Print all the data, keeping every line exactly as it is.

## DATA FOR PROCESSING
☆ ☆ ☆

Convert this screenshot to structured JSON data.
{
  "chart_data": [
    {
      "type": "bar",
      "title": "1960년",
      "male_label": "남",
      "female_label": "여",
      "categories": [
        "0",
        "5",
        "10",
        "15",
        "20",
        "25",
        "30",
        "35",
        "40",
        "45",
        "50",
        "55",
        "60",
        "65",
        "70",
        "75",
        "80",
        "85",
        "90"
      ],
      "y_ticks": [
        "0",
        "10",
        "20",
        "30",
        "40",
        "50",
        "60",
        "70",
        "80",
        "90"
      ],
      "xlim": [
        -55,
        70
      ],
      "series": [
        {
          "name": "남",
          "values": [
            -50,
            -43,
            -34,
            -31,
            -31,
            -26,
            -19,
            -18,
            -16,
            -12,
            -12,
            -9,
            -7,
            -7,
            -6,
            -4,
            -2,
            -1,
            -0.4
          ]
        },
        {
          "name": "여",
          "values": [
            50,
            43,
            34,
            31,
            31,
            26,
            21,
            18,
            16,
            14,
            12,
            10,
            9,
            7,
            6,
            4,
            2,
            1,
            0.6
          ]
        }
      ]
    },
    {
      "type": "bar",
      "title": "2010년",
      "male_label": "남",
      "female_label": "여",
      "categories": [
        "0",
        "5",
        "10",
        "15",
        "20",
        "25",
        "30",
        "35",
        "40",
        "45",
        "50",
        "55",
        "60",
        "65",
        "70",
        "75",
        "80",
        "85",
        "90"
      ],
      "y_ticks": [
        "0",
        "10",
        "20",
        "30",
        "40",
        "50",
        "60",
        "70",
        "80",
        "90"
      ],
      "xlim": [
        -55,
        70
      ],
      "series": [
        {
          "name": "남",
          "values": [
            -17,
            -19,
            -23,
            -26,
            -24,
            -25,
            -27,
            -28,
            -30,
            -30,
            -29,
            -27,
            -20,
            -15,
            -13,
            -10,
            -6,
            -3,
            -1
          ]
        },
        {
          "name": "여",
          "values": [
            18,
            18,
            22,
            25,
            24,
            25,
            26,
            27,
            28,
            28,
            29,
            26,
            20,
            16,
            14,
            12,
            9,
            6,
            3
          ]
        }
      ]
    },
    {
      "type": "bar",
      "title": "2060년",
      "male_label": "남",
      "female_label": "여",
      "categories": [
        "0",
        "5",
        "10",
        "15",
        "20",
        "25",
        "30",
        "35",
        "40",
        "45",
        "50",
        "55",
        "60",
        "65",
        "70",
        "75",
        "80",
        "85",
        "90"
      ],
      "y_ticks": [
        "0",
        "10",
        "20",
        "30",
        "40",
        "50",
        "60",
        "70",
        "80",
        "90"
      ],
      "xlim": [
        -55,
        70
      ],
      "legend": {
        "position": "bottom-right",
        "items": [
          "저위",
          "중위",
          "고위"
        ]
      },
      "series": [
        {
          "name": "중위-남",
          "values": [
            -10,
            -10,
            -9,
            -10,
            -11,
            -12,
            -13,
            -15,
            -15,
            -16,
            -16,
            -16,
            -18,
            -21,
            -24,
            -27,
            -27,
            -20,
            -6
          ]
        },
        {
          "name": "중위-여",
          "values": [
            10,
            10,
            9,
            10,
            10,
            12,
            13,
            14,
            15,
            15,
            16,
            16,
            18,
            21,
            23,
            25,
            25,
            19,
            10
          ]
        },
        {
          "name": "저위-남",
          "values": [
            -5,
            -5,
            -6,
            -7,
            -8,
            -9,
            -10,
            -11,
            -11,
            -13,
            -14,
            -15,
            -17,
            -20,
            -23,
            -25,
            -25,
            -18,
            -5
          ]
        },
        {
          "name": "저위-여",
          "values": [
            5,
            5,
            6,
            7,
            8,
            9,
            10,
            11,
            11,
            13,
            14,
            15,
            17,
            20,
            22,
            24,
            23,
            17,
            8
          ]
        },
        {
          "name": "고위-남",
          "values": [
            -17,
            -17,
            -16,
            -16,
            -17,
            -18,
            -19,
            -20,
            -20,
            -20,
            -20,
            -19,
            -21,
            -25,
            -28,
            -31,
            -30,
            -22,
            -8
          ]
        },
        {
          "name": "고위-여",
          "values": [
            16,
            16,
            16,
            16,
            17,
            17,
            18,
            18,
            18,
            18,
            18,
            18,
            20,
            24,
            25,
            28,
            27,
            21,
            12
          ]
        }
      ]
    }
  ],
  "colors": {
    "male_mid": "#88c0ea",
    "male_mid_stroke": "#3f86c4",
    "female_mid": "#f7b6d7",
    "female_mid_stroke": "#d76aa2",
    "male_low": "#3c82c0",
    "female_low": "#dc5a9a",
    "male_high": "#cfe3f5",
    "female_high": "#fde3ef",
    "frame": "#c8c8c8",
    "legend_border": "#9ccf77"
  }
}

☆ ☆ ☆

## FINISHED EXERCISE
Convert this screenshot to structured JSON data.
{
  "chart_data": [
    {
      "type": "bar",
      "title": "1960년",
      "male_label": "남",
      "female_label": "여",
      "categories": [
        "0",
        "5",
        "10",
        "15",
        "20",
        "25",
        "30",
        "35",
        "40",
        "45",
        "50",
        "55",
        "60",
        "65",
        "70",
        "75",
        "80",
        "85",
        "90"
      ],
      "y_ticks": [
        "0",
        "10",
        "20",
        "30",
        "40",
        "50",
        "60",
        "70",
        "80",
        "90"
      ],
      "xlim": [
        -55,
        70
      ],
      "series": [
        {
          "name": "남",
          "values": [
            -50,
            -43,
            -34,
            -31,
            -31,
            -26,
            -19,
            -18,
            -16,
            -12,
            -12,
            -9,
            -7,
            -7,
            -6,
            -4,
            -2,
            -1,
            -0.4
          ]
        },
        {
          "name": "여",
          "values": [
            50,
            43,
            34,
            31,
            31,
            26,
            21,
            18,
            16,
            14,
            12,
            10,
            9,
            7,
            6,
            4,
            2,
            1,
            0.6
          ]
        }
      ]
    },
    {
      "type": "bar",
      "title": "2010년",
      "male_label": "남",
      "female_label": "여",
      "categories": [
        "0",
        "5",
        "10",
        "15",
        "20",
        "25",
        "30",
        "35",
        "40",
        "45",
        "50",
        "55",
        "60",
        "65",
        "70",
        "75",
        "80",
        "85",
        "90"
      ],
      "y_ticks": [
        "0",
        "10",
        "20",
        "30",
        "40",
        "50",
        "60",
        "70",
        "80",
        "90"
      ],
      "xlim": [
        -55,
        70
      ],
      "series": [
        {
          "name": "남",
          "values": [
            -17,
            -19,
            -23,
            -26,
            -24,
            -25,
            -27,
            -28,
            -30,
            -30,
            -29,
            -27,
            -20,
            -15,
            -13,
            -10,
            -6,
            -3,
            -1
          ]
        },
        {
          "name": "여",
          "values": [
            18,
            18,
            22,
            25,
            24,
            25,
            26,
            27,
            28,
            28,
            29,
            26,
            20,
            16,
            14,
            12,
            9,
            6,
            3
          ]
        }
      ]
    },
    {
      "type": "bar",
      "title": "2060년",
      "male_label": "남",
      "female_label": "여",
      "categories": [
        "0",
        "5",
        "10",
        "15",
        "20",
        "25",
        "30",
        "35",
        "40",
        "45",
        "50",
        "55",
        "60",
        "65",
        "70",
        "75",
        "80",
        "85",
        "90"
      ],
      "y_ticks": [
        "0",
        "10",
        "20",
        "30",
        "40",
        "50",
        "60",
        "70",
        "80",
        "90"
      ],
      "xlim": [
        -55,
        70
      ],
      "legend": {
        "position": "bottom-right",
        "items": [
          "저위",
          "중위",
          "고위"
        ]
      },
      "series": [
        {
          "name": "중위-남",
          "values": [
            -10,
            -10,
            -9,
            -10,
            -11,
            -12,
            -13,
            -15,
            -15,
            -16,
            -16,
            -16,
            -18,
            -21,
            -24,
            -27,
            -27,
            -20,
            -6
          ]
        },
        {
          "name": "중위-여",
          "values": [
            10,
            10,
            9,
            10,
            10,
            12,
            13,
            14,
            15,
            15,
            16,
            16,
            18,
            21,
            23,
            25,
            25,
            19,
            10
          ]
        },
        {
          "name": "저위-남",
          "values": [
            -5,
            -5,
            -6,
            -7,
            -8,
            -9,
            -10,
            -11,
            -11,
            -13,
            -14,
            -15,
            -17,
            -20,
            -23,
            -25,
            -25,
            -18,
            -5
          ]
        },
        {
          "name": "저위-여",
          "values": [
            5,
            5,
            6,
            7,
            8,
            9,
            10,
            11,
            11,
            13,
            14,
            15,
            17,
            20,
            22,
            24,
            23,
            17,
            8
          ]
        },
        {
          "name": "고위-남",
          "values": [
            -17,
            -17,
            -16,
            -16,
            -17,
            -18,
            -19,
            -20,
            -20,
            -20,
            -20,
            -19,
            -21,
            -25,
            -28,
            -31,
            -30,
            -22,
            -8
          ]
        },
        {
          "name": "고위-여",
          "values": [
            16,
            16,
            16,
            16,
            17,
            17,
            18,
            18,
            18,
            18,
            18,
            18,
            20,
            24,
            25,
            28,
            27,
            21,
            12
          ]
        }
      ]
    }
  ],
  "colors": {
    "male_mid": "#88c0ea",
    "male_mid_stroke": "#3f86c4",
    "female_mid": "#f7b6d7",
    "female_mid_stroke": "#d76aa2",
    "male_low": "#3c82c0",
    "female_low": "#dc5a9a",
    "male_high": "#cfe3f5",
    "female_high": "#fde3ef",
    "frame": "#c8c8c8",
    "legend_border": "#9ccf77"
  }
}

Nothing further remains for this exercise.